Saved data entries –

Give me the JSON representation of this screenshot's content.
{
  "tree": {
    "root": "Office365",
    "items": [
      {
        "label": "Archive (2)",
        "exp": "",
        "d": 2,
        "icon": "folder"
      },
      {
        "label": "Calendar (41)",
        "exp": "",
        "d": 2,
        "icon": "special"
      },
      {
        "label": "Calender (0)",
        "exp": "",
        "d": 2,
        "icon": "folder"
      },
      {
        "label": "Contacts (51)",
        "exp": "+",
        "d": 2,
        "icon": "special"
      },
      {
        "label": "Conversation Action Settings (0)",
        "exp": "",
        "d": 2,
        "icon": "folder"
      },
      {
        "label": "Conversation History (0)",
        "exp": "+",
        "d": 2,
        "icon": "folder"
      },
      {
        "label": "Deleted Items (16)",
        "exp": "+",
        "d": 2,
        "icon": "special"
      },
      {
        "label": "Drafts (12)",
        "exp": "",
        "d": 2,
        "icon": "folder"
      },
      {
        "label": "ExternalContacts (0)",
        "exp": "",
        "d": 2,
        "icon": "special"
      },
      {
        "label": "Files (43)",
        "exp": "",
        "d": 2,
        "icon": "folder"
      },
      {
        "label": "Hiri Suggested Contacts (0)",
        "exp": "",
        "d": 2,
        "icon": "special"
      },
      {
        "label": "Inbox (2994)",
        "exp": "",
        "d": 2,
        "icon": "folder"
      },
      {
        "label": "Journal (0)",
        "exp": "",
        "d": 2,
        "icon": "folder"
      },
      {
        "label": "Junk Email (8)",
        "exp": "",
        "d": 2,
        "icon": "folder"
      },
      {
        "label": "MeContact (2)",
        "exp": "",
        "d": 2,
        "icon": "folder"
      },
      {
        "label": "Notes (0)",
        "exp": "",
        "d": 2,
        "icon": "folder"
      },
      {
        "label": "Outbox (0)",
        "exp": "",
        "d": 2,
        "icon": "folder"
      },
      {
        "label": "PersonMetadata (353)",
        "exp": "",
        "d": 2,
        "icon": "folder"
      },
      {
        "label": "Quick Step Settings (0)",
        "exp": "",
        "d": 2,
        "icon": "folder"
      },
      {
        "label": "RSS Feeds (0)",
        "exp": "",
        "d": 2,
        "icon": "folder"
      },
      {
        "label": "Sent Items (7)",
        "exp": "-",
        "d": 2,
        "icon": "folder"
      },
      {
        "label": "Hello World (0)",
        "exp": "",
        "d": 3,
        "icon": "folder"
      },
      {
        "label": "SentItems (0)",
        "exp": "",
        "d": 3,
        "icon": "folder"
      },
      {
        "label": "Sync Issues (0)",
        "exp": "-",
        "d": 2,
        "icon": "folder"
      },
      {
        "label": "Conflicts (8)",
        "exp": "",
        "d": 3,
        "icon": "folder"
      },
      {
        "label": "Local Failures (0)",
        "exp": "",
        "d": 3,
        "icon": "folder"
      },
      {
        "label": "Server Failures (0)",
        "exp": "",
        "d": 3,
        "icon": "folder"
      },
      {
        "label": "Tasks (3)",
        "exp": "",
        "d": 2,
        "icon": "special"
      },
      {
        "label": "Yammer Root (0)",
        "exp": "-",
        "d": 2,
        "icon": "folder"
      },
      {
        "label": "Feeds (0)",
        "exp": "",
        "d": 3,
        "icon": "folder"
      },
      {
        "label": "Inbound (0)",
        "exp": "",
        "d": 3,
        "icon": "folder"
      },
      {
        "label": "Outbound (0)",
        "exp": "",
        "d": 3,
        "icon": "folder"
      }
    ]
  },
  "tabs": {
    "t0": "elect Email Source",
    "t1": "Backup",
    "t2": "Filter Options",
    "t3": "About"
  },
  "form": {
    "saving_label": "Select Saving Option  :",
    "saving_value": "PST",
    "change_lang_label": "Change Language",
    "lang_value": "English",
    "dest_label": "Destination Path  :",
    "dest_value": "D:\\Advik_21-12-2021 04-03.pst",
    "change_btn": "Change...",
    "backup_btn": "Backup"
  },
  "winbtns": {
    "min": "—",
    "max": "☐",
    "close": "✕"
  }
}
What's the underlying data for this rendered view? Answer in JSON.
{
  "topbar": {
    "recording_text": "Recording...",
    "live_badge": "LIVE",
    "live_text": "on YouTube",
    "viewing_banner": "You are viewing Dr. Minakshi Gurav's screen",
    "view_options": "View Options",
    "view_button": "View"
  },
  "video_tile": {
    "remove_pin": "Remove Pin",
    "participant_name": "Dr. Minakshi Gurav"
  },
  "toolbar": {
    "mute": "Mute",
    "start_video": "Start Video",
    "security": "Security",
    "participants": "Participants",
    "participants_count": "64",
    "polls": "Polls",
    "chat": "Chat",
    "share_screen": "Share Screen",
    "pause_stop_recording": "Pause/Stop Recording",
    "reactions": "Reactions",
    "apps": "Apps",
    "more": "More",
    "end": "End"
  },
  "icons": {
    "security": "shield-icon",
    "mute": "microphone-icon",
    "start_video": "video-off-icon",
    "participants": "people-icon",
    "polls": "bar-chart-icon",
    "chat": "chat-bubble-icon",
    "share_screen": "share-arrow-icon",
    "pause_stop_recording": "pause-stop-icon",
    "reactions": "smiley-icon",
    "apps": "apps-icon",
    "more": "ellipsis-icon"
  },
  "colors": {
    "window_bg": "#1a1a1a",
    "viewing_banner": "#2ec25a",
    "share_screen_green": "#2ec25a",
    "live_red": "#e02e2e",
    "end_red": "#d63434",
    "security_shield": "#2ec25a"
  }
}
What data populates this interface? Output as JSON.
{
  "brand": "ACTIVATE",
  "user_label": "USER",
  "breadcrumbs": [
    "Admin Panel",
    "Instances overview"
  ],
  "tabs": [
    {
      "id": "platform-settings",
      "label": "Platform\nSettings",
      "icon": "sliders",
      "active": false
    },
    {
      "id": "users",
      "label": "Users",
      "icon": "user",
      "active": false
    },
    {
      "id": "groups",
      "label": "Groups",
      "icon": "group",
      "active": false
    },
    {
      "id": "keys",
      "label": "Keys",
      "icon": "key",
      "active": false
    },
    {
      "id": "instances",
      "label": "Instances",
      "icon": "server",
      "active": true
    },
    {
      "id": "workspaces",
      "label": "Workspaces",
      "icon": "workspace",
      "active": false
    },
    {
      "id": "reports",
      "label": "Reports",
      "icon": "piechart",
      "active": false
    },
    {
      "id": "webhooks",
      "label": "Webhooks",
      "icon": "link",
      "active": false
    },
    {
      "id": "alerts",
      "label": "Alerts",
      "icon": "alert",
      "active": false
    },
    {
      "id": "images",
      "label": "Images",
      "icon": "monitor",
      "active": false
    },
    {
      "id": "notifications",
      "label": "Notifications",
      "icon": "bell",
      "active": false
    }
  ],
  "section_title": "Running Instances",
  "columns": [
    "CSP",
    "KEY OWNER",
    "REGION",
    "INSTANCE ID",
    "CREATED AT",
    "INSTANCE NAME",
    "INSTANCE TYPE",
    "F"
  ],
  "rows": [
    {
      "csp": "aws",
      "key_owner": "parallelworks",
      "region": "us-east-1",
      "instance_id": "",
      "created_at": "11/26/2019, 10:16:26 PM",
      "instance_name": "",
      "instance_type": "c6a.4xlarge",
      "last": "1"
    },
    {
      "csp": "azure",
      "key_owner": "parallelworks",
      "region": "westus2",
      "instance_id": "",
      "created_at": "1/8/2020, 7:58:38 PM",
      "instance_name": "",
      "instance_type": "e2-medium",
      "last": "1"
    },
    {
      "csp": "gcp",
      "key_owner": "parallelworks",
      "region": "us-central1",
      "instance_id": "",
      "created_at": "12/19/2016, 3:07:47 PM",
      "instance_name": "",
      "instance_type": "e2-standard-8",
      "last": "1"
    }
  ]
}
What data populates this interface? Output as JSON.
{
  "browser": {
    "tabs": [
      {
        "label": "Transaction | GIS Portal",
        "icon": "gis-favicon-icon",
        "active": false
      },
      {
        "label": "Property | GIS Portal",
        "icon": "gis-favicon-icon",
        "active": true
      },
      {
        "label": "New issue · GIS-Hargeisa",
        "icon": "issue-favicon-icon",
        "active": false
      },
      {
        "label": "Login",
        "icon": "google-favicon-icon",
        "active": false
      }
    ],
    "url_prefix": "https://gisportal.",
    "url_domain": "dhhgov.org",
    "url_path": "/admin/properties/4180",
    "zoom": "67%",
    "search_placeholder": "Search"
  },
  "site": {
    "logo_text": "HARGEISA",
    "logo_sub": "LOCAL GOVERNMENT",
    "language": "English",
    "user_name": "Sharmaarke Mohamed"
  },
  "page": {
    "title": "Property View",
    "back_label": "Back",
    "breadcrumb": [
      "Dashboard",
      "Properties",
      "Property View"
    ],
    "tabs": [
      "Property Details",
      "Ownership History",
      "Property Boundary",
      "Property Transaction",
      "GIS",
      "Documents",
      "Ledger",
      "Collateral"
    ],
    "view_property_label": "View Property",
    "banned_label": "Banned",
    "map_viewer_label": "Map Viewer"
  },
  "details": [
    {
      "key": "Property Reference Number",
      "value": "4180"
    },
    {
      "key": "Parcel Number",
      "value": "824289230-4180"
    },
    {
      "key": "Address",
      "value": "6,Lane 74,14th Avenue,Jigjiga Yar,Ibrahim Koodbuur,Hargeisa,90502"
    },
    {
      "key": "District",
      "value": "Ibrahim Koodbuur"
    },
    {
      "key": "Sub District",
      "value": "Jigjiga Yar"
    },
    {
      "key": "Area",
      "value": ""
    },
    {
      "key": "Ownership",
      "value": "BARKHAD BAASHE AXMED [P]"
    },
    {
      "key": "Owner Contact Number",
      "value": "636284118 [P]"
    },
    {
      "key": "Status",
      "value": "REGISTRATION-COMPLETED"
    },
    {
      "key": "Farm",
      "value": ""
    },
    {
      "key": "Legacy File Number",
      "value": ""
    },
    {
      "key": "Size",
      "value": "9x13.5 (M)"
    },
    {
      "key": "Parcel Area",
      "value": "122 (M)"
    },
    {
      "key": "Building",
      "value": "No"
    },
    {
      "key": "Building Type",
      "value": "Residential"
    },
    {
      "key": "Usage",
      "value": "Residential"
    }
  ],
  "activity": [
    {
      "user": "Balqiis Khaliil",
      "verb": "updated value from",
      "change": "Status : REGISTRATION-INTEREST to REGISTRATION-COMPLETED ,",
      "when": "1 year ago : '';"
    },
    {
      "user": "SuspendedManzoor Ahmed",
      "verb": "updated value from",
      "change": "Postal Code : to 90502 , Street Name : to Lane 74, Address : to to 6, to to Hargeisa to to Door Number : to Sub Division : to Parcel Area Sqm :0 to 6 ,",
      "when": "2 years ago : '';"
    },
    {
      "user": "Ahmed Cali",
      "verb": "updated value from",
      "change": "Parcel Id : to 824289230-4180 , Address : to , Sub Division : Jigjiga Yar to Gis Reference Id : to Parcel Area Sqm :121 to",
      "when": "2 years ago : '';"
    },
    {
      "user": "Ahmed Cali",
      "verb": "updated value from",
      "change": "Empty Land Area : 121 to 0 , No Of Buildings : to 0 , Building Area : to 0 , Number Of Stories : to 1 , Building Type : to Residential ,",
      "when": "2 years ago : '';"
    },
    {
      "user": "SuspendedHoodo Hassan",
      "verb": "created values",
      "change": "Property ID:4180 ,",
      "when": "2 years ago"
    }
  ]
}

Stated task – Collect the lines of the records that include the string "Koodbuur".

The answer –
      "value": "6,Lane 74,14th Avenue,Jigjiga Yar,Ibrahim Koodbuur,Hargeisa,90502"
      "value": "Ibrahim Koodbuur"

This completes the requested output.